Entries taken from a collection
========
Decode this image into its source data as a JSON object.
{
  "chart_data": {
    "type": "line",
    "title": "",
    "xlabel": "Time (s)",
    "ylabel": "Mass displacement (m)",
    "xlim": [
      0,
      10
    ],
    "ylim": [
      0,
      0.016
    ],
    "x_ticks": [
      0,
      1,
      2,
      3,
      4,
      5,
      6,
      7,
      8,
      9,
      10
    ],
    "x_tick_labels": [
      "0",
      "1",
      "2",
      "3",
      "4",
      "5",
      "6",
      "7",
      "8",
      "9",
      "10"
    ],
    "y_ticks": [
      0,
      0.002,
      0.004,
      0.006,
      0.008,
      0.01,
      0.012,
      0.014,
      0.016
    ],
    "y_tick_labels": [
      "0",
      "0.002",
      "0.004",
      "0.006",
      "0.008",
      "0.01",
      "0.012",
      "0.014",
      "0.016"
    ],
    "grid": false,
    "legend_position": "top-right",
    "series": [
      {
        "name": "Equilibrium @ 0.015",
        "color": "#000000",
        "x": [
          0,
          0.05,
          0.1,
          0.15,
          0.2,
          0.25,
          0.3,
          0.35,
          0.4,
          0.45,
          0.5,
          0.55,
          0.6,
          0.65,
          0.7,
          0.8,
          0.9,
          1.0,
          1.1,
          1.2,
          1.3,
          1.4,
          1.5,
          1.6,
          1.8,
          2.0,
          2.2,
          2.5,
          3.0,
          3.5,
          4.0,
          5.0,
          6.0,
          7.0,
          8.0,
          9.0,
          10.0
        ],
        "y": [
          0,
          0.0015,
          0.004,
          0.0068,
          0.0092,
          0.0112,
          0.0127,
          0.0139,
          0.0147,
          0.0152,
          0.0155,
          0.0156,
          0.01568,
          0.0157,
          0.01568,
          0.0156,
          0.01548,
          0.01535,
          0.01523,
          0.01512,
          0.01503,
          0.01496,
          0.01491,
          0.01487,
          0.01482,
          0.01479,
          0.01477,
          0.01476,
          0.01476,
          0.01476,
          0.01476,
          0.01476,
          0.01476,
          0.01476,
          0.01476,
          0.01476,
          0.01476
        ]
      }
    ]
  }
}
========
» What you need to do
Extract all the material, leaving every line as it is.

» Written response
Decode this image into its source data as a JSON object.
{
  "chart_data": {
    "type": "line",
    "title": "",
    "xlabel": "Time (s)",
    "ylabel": "Mass displacement (m)",
    "xlim": [
      0,
      10
    ],
    "ylim": [
      0,
      0.016
    ],
    "x_ticks": [
      0,
      1,
      2,
      3,
      4,
      5,
      6,
      7,
      8,
      9,
      10
    ],
    "x_tick_labels": [
      "0",
      "1",
      "2",
      "3",
      "4",
      "5",
      "6",
      "7",
      "8",
      "9",
      "10"
    ],
    "y_ticks": [
      0,
      0.002,
      0.004,
      0.006,
      0.008,
      0.01,
      0.012,
      0.014,
      0.016
    ],
    "y_tick_labels": [
      "0",
      "0.002",
      "0.004",
      "0.006",
      "0.008",
      "0.01",
      "0.012",
      "0.014",
      "0.016"
    ],
    "grid": false,
    "legend_position": "top-right",
    "series": [
      {
        "name": "Equilibrium @ 0.015",
        "color": "#000000",
        "x": [
          0,
          0.05,
          0.1,
          0.15,
          0.2,
          0.25,
          0.3,
          0.35,
          0.4,
          0.45,
          0.5,
          0.55,
          0.6,
          0.65,
          0.7,
          0.8,
          0.9,
          1.0,
          1.1,
          1.2,
          1.3,
          1.4,
          1.5,
          1.6,
          1.8,
          2.0,
          2.2,
          2.5,
          3.0,
          3.5,
          4.0,
          5.0,
          6.0,
          7.0,
          8.0,
          9.0,
          10.0
        ],
        "y": [
          0,
          0.0015,
          0.004,
          0.0068,
          0.0092,
          0.0112,
          0.0127,
          0.0139,
          0.0147,
          0.0152,
          0.0155,
          0.0156,
          0.01568,
          0.0157,
          0.01568,
          0.0156,
          0.01548,
          0.01535,
          0.01523,
          0.01512,
          0.01503,
          0.01496,
          0.01491,
          0.01487,
          0.01482,
          0.01479,
          0.01477,
          0.01476,
          0.01476,
          0.01476,
          0.01476,
          0.01476,
          0.01476,
          0.01476,
          0.01476,
          0.01476,
          0.01476
        ]
      }
    ]
  }
}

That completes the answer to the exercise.